** Task details **
Can you reproduce every one of the lines below character for character, without changing anything?

** Supplied records **
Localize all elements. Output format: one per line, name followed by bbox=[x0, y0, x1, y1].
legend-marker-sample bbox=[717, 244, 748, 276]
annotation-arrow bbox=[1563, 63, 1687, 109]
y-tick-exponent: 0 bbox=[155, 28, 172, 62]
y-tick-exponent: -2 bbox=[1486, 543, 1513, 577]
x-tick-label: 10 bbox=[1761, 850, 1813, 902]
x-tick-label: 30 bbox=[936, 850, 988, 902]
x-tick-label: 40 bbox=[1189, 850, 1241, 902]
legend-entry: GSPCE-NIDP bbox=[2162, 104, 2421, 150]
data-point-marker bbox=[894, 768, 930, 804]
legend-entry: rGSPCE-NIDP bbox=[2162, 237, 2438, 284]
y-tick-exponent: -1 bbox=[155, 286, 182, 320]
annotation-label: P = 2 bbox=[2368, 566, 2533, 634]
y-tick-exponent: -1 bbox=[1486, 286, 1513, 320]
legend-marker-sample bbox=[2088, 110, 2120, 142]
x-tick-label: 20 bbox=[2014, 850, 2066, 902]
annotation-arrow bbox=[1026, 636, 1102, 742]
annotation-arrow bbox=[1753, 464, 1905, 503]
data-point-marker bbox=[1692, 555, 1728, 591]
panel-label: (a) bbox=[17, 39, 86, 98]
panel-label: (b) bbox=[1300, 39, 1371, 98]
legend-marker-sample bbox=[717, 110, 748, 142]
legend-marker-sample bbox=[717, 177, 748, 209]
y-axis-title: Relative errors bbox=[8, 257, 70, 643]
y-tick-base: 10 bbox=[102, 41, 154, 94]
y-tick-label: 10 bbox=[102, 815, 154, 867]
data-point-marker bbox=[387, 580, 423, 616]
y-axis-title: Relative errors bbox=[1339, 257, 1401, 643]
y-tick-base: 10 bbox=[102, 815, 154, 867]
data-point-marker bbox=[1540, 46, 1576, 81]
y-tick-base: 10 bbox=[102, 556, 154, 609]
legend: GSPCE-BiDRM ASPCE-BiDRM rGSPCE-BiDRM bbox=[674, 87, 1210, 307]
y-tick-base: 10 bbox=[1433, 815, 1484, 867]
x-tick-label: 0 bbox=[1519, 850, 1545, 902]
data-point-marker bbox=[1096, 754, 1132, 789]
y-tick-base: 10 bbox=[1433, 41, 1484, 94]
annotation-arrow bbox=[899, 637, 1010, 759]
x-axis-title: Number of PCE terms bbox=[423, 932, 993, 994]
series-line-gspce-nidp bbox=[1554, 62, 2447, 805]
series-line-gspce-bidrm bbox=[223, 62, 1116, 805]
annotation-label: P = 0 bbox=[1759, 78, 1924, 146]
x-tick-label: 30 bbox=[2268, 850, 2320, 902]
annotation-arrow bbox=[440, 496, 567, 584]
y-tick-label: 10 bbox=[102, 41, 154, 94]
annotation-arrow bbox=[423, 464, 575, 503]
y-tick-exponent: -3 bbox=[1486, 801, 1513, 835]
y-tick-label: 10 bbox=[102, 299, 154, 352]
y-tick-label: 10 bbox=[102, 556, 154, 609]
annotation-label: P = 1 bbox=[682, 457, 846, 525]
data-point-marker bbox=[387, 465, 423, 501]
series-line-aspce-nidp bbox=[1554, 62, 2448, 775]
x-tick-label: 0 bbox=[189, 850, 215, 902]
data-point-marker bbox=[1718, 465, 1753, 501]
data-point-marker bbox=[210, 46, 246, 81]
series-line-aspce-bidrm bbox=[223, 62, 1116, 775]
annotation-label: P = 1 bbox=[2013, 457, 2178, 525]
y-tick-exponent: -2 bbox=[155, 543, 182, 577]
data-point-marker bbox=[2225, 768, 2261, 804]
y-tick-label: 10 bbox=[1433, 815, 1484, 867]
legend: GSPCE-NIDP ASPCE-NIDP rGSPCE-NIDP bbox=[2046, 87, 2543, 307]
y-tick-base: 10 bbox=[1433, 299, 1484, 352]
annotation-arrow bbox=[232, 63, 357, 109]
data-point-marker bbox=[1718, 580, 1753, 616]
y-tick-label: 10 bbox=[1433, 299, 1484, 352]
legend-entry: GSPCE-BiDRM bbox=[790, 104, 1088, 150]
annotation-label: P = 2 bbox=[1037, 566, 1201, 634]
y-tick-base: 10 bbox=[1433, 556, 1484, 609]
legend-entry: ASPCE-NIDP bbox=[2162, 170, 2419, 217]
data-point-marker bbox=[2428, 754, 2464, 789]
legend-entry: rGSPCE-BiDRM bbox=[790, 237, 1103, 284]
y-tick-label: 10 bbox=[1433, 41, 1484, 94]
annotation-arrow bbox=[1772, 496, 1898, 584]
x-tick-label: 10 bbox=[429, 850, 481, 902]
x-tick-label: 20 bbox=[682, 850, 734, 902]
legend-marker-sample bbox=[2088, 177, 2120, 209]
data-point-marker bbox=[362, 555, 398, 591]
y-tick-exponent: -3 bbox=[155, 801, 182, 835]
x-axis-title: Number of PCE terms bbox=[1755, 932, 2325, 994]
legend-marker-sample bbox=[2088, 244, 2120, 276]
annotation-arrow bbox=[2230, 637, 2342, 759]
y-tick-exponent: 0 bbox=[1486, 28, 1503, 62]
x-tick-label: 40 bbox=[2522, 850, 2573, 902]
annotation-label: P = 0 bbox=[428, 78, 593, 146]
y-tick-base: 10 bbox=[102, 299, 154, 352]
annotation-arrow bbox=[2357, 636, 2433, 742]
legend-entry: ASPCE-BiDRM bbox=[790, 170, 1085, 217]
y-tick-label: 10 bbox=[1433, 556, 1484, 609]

** Reply **
Localize all elements. Output format: one per line, name followed by bbox=[x0, y0, x1, y1].
legend-marker-sample bbox=[717, 244, 748, 276]
annotation-arrow bbox=[1563, 63, 1687, 109]
y-tick-exponent: 0 bbox=[155, 28, 172, 62]
y-tick-exponent: -2 bbox=[1486, 543, 1513, 577]
x-tick-label: 10 bbox=[1761, 850, 1813, 902]
x-tick-label: 30 bbox=[936, 850, 988, 902]
x-tick-label: 40 bbox=[1189, 850, 1241, 902]
legend-entry: GSPCE-NIDP bbox=[2162, 104, 2421, 150]
data-point-marker bbox=[894, 768, 930, 804]
legend-entry: rGSPCE-NIDP bbox=[2162, 237, 2438, 284]
y-tick-exponent: -1 bbox=[155, 286, 182, 320]
annotation-label: P = 2 bbox=[2368, 566, 2533, 634]
y-tick-exponent: -1 bbox=[1486, 286, 1513, 320]
legend-marker-sample bbox=[2088, 110, 2120, 142]
x-tick-label: 20 bbox=[2014, 850, 2066, 902]
annotation-arrow bbox=[1026, 636, 1102, 742]
annotation-arrow bbox=[1753, 464, 1905, 503]
data-point-marker bbox=[1692, 555, 1728, 591]
panel-label: (a) bbox=[17, 39, 86, 98]
panel-label: (b) bbox=[1300, 39, 1371, 98]
legend-marker-sample bbox=[717, 110, 748, 142]
legend-marker-sample bbox=[717, 177, 748, 209]
y-axis-title: Relative errors bbox=[8, 257, 70, 643]
y-tick-base: 10 bbox=[102, 41, 154, 94]
y-tick-label: 10 bbox=[102, 815, 154, 867]
data-point-marker bbox=[387, 580, 423, 616]
y-axis-title: Relative errors bbox=[1339, 257, 1401, 643]
y-tick-base: 10 bbox=[102, 815, 154, 867]
data-point-marker bbox=[1540, 46, 1576, 81]
y-tick-base: 10 bbox=[102, 556, 154, 609]
legend: GSPCE-BiDRM ASPCE-BiDRM rGSPCE-BiDRM bbox=[674, 87, 1210, 307]
y-tick-base: 10 bbox=[1433, 815, 1484, 867]
x-tick-label: 0 bbox=[1519, 850, 1545, 902]
data-point-marker bbox=[1096, 754, 1132, 789]
y-tick-base: 10 bbox=[1433, 41, 1484, 94]
annotation-arrow bbox=[899, 637, 1010, 759]
x-axis-title: Number of PCE terms bbox=[423, 932, 993, 994]
series-line-gspce-nidp bbox=[1554, 62, 2447, 805]
series-line-gspce-bidrm bbox=[223, 62, 1116, 805]
annotation-label: P = 0 bbox=[1759, 78, 1924, 146]
x-tick-label: 30 bbox=[2268, 850, 2320, 902]
annotation-arrow bbox=[440, 496, 567, 584]
y-tick-label: 10 bbox=[102, 41, 154, 94]
annotation-arrow bbox=[423, 464, 575, 503]
y-tick-exponent: -3 bbox=[1486, 801, 1513, 835]
y-tick-label: 10 bbox=[102, 299, 154, 352]
y-tick-label: 10 bbox=[102, 556, 154, 609]
annotation-label: P = 1 bbox=[682, 457, 846, 525]
data-point-marker bbox=[387, 465, 423, 501]
series-line-aspce-nidp bbox=[1554, 62, 2448, 775]
x-tick-label: 0 bbox=[189, 850, 215, 902]
data-point-marker bbox=[1718, 465, 1753, 501]
data-point-marker bbox=[210, 46, 246, 81]
series-line-aspce-bidrm bbox=[223, 62, 1116, 775]
annotation-label: P = 1 bbox=[2013, 457, 2178, 525]
y-tick-exponent: -2 bbox=[155, 543, 182, 577]
data-point-marker bbox=[2225, 768, 2261, 804]
y-tick-label: 10 bbox=[1433, 815, 1484, 867]
legend: GSPCE-NIDP ASPCE-NIDP rGSPCE-NIDP bbox=[2046, 87, 2543, 307]
y-tick-base: 10 bbox=[1433, 299, 1484, 352]
annotation-arrow bbox=[232, 63, 357, 109]
data-point-marker bbox=[1718, 580, 1753, 616]
y-tick-label: 10 bbox=[1433, 299, 1484, 352]
legend-entry: GSPCE-BiDRM bbox=[790, 104, 1088, 150]
annotation-label: P = 2 bbox=[1037, 566, 1201, 634]
y-tick-base: 10 bbox=[1433, 556, 1484, 609]
legend-entry: ASPCE-NIDP bbox=[2162, 170, 2419, 217]
data-point-marker bbox=[2428, 754, 2464, 789]
legend-entry: rGSPCE-BiDRM bbox=[790, 237, 1103, 284]
y-tick-label: 10 bbox=[1433, 41, 1484, 94]
annotation-arrow bbox=[1772, 496, 1898, 584]
x-tick-label: 10 bbox=[429, 850, 481, 902]
x-tick-label: 20 bbox=[682, 850, 734, 902]
legend-marker-sample bbox=[2088, 177, 2120, 209]
data-point-marker bbox=[362, 555, 398, 591]
y-tick-exponent: -3 bbox=[155, 801, 182, 835]
x-axis-title: Number of PCE terms bbox=[1755, 932, 2325, 994]
legend-marker-sample bbox=[2088, 244, 2120, 276]
annotation-arrow bbox=[2230, 637, 2342, 759]
y-tick-exponent: 0 bbox=[1486, 28, 1503, 62]
x-tick-label: 40 bbox=[2522, 850, 2573, 902]
annotation-label: P = 0 bbox=[428, 78, 593, 146]
y-tick-base: 10 bbox=[102, 299, 154, 352]
annotation-arrow bbox=[2357, 636, 2433, 742]
legend-entry: ASPCE-BiDRM bbox=[790, 170, 1085, 217]
y-tick-label: 10 bbox=[1433, 556, 1484, 609]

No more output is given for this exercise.